**Goal of the exercise**
Identify the lines that contain the word "this" and copy each one.

● ● ●

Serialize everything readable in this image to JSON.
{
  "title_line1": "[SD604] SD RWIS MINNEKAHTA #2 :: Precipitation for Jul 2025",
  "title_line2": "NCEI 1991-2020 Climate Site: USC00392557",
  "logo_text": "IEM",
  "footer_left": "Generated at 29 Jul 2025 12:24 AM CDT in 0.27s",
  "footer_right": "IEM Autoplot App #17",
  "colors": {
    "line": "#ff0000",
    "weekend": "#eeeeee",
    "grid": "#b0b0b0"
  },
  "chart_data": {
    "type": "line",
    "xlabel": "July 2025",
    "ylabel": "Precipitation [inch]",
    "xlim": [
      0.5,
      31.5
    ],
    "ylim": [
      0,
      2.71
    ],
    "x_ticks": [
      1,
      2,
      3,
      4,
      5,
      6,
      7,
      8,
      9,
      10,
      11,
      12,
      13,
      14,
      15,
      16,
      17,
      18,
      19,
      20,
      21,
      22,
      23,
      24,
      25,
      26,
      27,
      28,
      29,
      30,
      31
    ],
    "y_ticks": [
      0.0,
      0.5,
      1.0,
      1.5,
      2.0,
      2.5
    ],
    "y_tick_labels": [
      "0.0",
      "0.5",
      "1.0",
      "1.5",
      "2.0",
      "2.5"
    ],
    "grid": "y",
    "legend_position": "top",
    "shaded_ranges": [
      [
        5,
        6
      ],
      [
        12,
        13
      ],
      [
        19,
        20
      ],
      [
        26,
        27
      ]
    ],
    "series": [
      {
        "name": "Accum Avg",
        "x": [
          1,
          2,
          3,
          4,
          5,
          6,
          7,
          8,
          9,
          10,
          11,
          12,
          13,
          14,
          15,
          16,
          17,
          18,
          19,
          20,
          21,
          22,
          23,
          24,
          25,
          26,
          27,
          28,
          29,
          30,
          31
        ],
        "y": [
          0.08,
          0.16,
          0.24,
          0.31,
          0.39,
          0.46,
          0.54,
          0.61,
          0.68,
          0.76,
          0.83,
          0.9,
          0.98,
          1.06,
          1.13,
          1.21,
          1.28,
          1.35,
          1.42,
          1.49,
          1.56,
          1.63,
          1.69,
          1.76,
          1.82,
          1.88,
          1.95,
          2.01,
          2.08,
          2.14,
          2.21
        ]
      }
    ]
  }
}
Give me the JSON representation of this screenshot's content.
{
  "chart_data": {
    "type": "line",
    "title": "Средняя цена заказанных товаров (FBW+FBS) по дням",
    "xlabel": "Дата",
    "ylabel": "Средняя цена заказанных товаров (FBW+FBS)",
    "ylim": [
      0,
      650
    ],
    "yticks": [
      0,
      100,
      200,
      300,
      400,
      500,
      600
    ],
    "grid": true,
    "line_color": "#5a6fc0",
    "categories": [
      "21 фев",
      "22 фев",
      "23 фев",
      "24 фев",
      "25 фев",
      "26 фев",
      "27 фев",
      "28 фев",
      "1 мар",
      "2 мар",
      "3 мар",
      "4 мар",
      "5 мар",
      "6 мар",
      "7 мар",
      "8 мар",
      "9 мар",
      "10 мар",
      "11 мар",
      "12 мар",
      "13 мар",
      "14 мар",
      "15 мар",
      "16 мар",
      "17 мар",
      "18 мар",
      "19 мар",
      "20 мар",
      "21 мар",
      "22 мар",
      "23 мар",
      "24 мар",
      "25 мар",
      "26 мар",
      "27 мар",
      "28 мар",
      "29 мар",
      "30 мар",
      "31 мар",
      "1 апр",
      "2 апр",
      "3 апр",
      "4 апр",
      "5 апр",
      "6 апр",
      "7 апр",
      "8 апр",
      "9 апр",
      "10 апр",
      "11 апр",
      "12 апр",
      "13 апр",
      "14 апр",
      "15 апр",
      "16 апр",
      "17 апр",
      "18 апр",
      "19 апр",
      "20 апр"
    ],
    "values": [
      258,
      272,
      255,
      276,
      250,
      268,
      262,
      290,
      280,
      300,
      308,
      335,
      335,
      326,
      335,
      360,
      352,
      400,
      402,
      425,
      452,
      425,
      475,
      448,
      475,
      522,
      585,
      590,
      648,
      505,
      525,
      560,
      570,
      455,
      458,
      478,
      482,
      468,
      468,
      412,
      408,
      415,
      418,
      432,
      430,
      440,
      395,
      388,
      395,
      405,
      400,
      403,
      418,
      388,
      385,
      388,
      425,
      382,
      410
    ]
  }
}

● ● ●

**Complete output**
Serialize everything readable in this image to JSON.
Give me the JSON representation of this screenshot's content.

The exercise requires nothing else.